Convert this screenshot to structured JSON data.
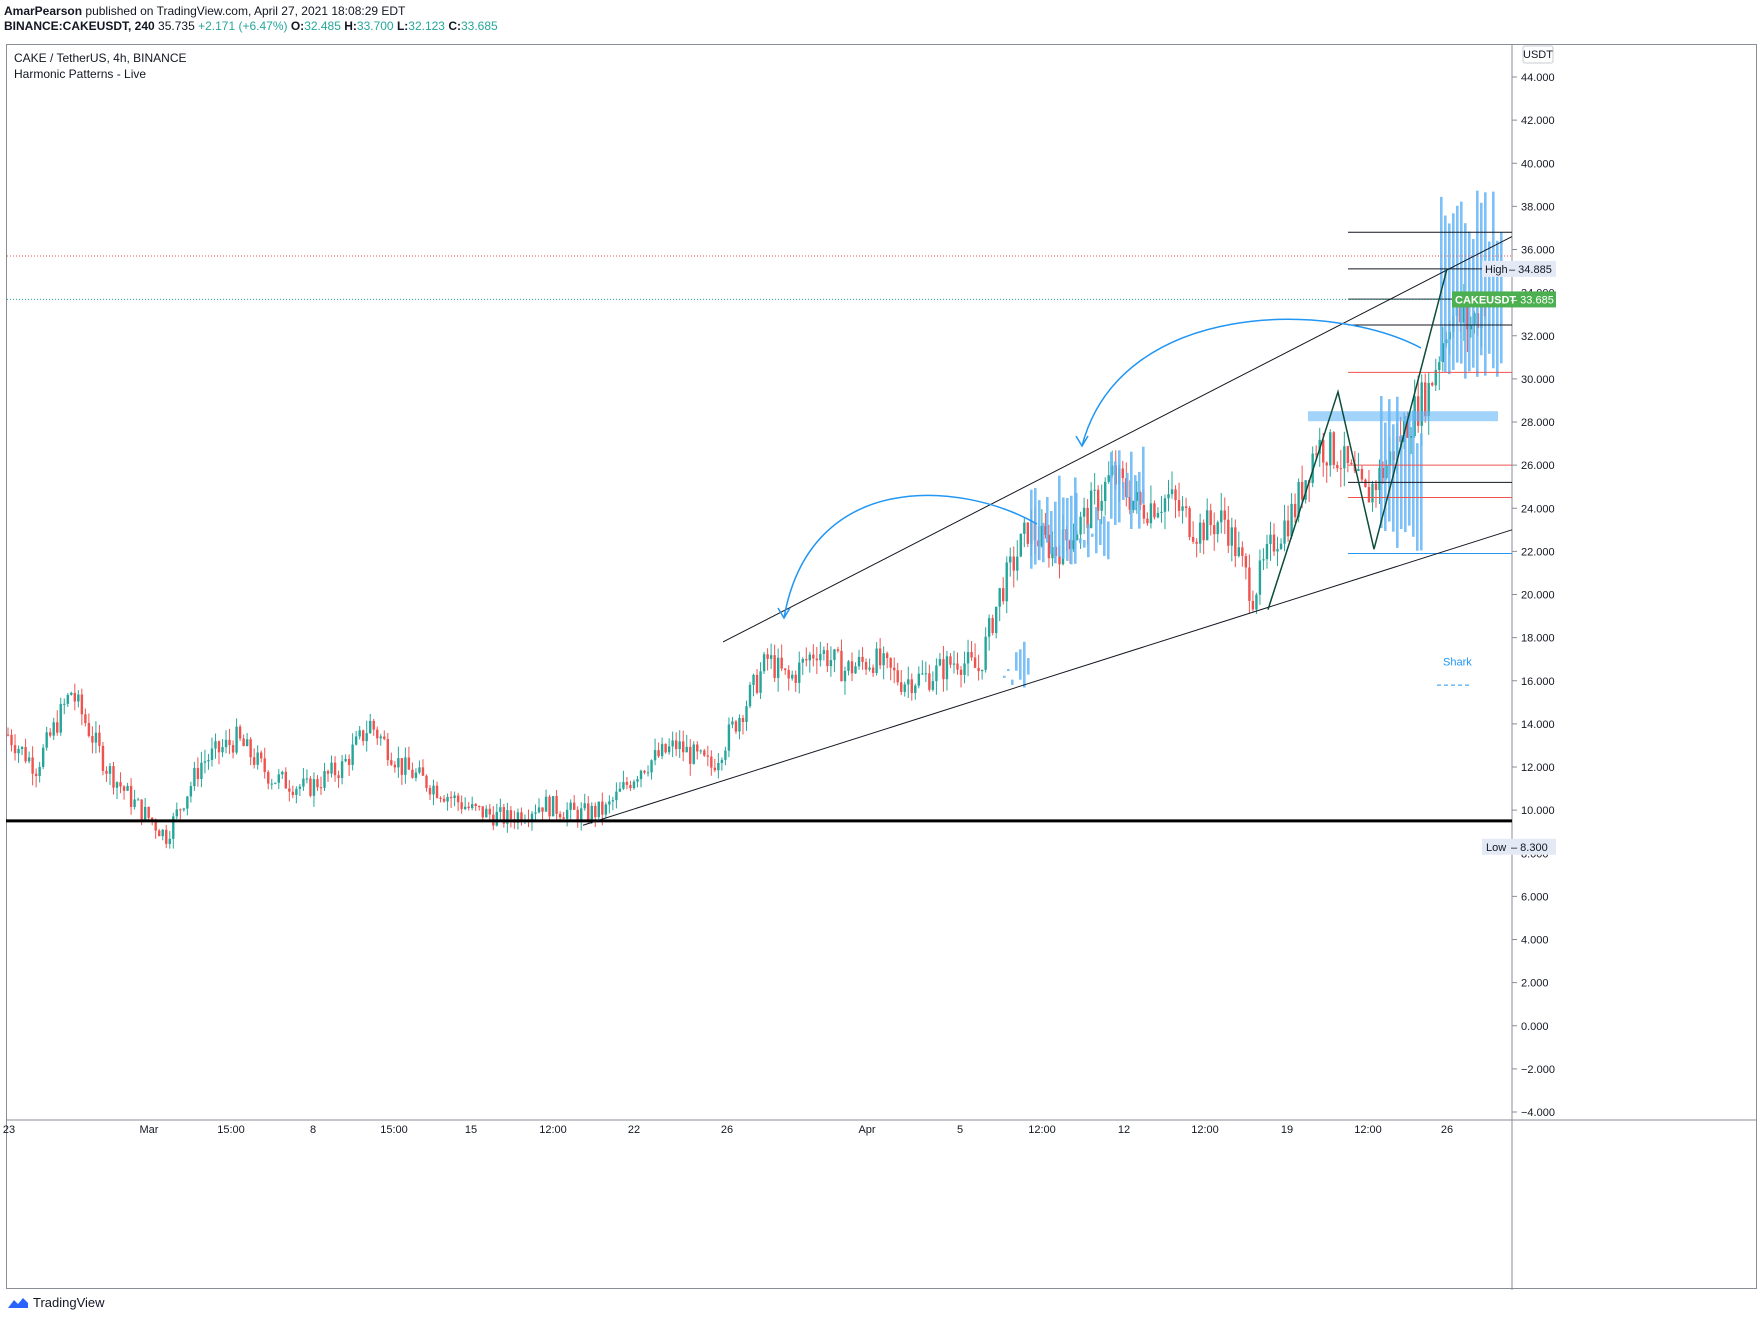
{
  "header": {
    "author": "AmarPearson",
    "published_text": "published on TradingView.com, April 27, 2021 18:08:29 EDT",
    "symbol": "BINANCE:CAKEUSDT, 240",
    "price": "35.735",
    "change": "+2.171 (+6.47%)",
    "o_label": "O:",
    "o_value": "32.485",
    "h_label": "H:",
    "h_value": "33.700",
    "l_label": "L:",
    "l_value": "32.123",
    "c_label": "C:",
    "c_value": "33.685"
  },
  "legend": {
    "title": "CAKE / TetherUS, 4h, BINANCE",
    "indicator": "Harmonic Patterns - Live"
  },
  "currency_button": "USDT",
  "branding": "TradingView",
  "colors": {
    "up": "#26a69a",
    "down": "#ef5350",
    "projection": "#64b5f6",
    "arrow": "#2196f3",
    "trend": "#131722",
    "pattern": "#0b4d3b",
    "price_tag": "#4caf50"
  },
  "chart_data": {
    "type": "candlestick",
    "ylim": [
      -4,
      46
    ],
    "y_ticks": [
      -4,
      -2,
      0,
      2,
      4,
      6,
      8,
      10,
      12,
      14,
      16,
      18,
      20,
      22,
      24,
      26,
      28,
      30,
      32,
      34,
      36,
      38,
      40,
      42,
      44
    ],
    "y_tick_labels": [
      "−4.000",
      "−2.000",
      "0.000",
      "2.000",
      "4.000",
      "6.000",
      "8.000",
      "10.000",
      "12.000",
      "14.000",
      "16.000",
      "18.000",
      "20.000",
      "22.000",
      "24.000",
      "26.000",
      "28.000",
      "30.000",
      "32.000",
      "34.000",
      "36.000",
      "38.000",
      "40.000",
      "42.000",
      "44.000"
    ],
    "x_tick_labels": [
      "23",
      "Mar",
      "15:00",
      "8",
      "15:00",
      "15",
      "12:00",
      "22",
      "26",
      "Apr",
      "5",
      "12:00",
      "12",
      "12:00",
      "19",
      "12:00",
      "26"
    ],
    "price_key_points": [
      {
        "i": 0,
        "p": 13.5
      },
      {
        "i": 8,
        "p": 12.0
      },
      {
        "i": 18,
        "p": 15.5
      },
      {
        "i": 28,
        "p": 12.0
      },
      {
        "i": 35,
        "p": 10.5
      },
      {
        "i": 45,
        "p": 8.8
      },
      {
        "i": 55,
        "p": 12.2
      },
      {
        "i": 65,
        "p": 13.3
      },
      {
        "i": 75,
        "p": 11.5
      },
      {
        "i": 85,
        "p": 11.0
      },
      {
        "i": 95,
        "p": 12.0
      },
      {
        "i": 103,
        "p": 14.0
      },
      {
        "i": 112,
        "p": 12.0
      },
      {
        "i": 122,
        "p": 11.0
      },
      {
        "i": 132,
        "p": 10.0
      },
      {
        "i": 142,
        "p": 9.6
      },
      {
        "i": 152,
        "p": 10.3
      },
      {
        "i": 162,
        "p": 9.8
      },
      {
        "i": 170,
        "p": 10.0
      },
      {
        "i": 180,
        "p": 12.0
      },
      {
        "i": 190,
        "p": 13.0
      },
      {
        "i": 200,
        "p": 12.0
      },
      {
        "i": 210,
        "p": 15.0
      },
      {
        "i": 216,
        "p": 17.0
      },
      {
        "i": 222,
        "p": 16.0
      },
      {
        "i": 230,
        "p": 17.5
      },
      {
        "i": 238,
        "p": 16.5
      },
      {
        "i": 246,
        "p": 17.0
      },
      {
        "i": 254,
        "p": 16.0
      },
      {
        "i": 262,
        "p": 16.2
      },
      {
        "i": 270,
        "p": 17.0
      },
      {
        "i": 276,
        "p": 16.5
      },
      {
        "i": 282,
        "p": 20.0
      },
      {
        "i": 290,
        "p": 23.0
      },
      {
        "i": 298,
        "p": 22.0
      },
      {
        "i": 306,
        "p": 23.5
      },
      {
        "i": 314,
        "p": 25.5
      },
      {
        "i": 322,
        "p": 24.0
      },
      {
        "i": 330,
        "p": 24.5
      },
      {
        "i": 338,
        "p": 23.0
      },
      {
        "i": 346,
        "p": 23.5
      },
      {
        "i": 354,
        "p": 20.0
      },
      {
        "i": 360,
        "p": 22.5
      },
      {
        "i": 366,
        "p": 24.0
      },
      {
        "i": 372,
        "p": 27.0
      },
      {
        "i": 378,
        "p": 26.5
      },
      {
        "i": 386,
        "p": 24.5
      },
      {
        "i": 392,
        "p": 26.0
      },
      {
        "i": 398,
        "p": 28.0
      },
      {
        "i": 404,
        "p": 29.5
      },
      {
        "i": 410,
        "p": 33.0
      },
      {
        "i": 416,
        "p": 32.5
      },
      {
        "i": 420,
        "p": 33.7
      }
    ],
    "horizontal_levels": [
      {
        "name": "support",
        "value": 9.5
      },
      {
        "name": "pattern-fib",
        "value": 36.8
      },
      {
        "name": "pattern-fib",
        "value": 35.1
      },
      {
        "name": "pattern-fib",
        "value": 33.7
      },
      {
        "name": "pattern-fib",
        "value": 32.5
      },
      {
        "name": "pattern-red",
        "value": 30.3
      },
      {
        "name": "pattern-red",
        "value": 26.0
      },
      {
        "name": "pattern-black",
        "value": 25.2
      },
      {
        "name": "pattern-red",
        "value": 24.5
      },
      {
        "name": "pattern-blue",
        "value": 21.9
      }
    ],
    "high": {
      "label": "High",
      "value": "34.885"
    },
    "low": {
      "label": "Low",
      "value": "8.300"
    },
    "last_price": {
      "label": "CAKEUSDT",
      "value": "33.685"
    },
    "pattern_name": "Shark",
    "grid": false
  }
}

## Set task
Set down the material above as is, without any pictures.

## Solution to this task
Convert this screenshot to structured JSON data.
{
  "header": {
    "author": "AmarPearson",
    "published_text": "published on TradingView.com, April 27, 2021 18:08:29 EDT",
    "symbol": "BINANCE:CAKEUSDT, 240",
    "price": "35.735",
    "change": "+2.171 (+6.47%)",
    "o_label": "O:",
    "o_value": "32.485",
    "h_label": "H:",
    "h_value": "33.700",
    "l_label": "L:",
    "l_value": "32.123",
    "c_label": "C:",
    "c_value": "33.685"
  },
  "legend": {
    "title": "CAKE / TetherUS, 4h, BINANCE",
    "indicator": "Harmonic Patterns - Live"
  },
  "currency_button": "USDT",
  "branding": "TradingView",
  "colors": {
    "up": "#26a69a",
    "down": "#ef5350",
    "projection": "#64b5f6",
    "arrow": "#2196f3",
    "trend": "#131722",
    "pattern": "#0b4d3b",
    "price_tag": "#4caf50"
  },
  "chart_data": {
    "type": "candlestick",
    "ylim": [
      -4,
      46
    ],
    "y_ticks": [
      -4,
      -2,
      0,
      2,
      4,
      6,
      8,
      10,
      12,
      14,
      16,
      18,
      20,
      22,
      24,
      26,
      28,
      30,
      32,
      34,
      36,
      38,
      40,
      42,
      44
    ],
    "y_tick_labels": [
      "−4.000",
      "−2.000",
      "0.000",
      "2.000",
      "4.000",
      "6.000",
      "8.000",
      "10.000",
      "12.000",
      "14.000",
      "16.000",
      "18.000",
      "20.000",
      "22.000",
      "24.000",
      "26.000",
      "28.000",
      "30.000",
      "32.000",
      "34.000",
      "36.000",
      "38.000",
      "40.000",
      "42.000",
      "44.000"
    ],
    "x_tick_labels": [
      "23",
      "Mar",
      "15:00",
      "8",
      "15:00",
      "15",
      "12:00",
      "22",
      "26",
      "Apr",
      "5",
      "12:00",
      "12",
      "12:00",
      "19",
      "12:00",
      "26"
    ],
    "price_key_points": [
      {
        "i": 0,
        "p": 13.5
      },
      {
        "i": 8,
        "p": 12.0
      },
      {
        "i": 18,
        "p": 15.5
      },
      {
        "i": 28,
        "p": 12.0
      },
      {
        "i": 35,
        "p": 10.5
      },
      {
        "i": 45,
        "p": 8.8
      },
      {
        "i": 55,
        "p": 12.2
      },
      {
        "i": 65,
        "p": 13.3
      },
      {
        "i": 75,
        "p": 11.5
      },
      {
        "i": 85,
        "p": 11.0
      },
      {
        "i": 95,
        "p": 12.0
      },
      {
        "i": 103,
        "p": 14.0
      },
      {
        "i": 112,
        "p": 12.0
      },
      {
        "i": 122,
        "p": 11.0
      },
      {
        "i": 132,
        "p": 10.0
      },
      {
        "i": 142,
        "p": 9.6
      },
      {
        "i": 152,
        "p": 10.3
      },
      {
        "i": 162,
        "p": 9.8
      },
      {
        "i": 170,
        "p": 10.0
      },
      {
        "i": 180,
        "p": 12.0
      },
      {
        "i": 190,
        "p": 13.0
      },
      {
        "i": 200,
        "p": 12.0
      },
      {
        "i": 210,
        "p": 15.0
      },
      {
        "i": 216,
        "p": 17.0
      },
      {
        "i": 222,
        "p": 16.0
      },
      {
        "i": 230,
        "p": 17.5
      },
      {
        "i": 238,
        "p": 16.5
      },
      {
        "i": 246,
        "p": 17.0
      },
      {
        "i": 254,
        "p": 16.0
      },
      {
        "i": 262,
        "p": 16.2
      },
      {
        "i": 270,
        "p": 17.0
      },
      {
        "i": 276,
        "p": 16.5
      },
      {
        "i": 282,
        "p": 20.0
      },
      {
        "i": 290,
        "p": 23.0
      },
      {
        "i": 298,
        "p": 22.0
      },
      {
        "i": 306,
        "p": 23.5
      },
      {
        "i": 314,
        "p": 25.5
      },
      {
        "i": 322,
        "p": 24.0
      },
      {
        "i": 330,
        "p": 24.5
      },
      {
        "i": 338,
        "p": 23.0
      },
      {
        "i": 346,
        "p": 23.5
      },
      {
        "i": 354,
        "p": 20.0
      },
      {
        "i": 360,
        "p": 22.5
      },
      {
        "i": 366,
        "p": 24.0
      },
      {
        "i": 372,
        "p": 27.0
      },
      {
        "i": 378,
        "p": 26.5
      },
      {
        "i": 386,
        "p": 24.5
      },
      {
        "i": 392,
        "p": 26.0
      },
      {
        "i": 398,
        "p": 28.0
      },
      {
        "i": 404,
        "p": 29.5
      },
      {
        "i": 410,
        "p": 33.0
      },
      {
        "i": 416,
        "p": 32.5
      },
      {
        "i": 420,
        "p": 33.7
      }
    ],
    "horizontal_levels": [
      {
        "name": "support",
        "value": 9.5
      },
      {
        "name": "pattern-fib",
        "value": 36.8
      },
      {
        "name": "pattern-fib",
        "value": 35.1
      },
      {
        "name": "pattern-fib",
        "value": 33.7
      },
      {
        "name": "pattern-fib",
        "value": 32.5
      },
      {
        "name": "pattern-red",
        "value": 30.3
      },
      {
        "name": "pattern-red",
        "value": 26.0
      },
      {
        "name": "pattern-black",
        "value": 25.2
      },
      {
        "name": "pattern-red",
        "value": 24.5
      },
      {
        "name": "pattern-blue",
        "value": 21.9
      }
    ],
    "high": {
      "label": "High",
      "value": "34.885"
    },
    "low": {
      "label": "Low",
      "value": "8.300"
    },
    "last_price": {
      "label": "CAKEUSDT",
      "value": "33.685"
    },
    "pattern_name": "Shark",
    "grid": false
  }
}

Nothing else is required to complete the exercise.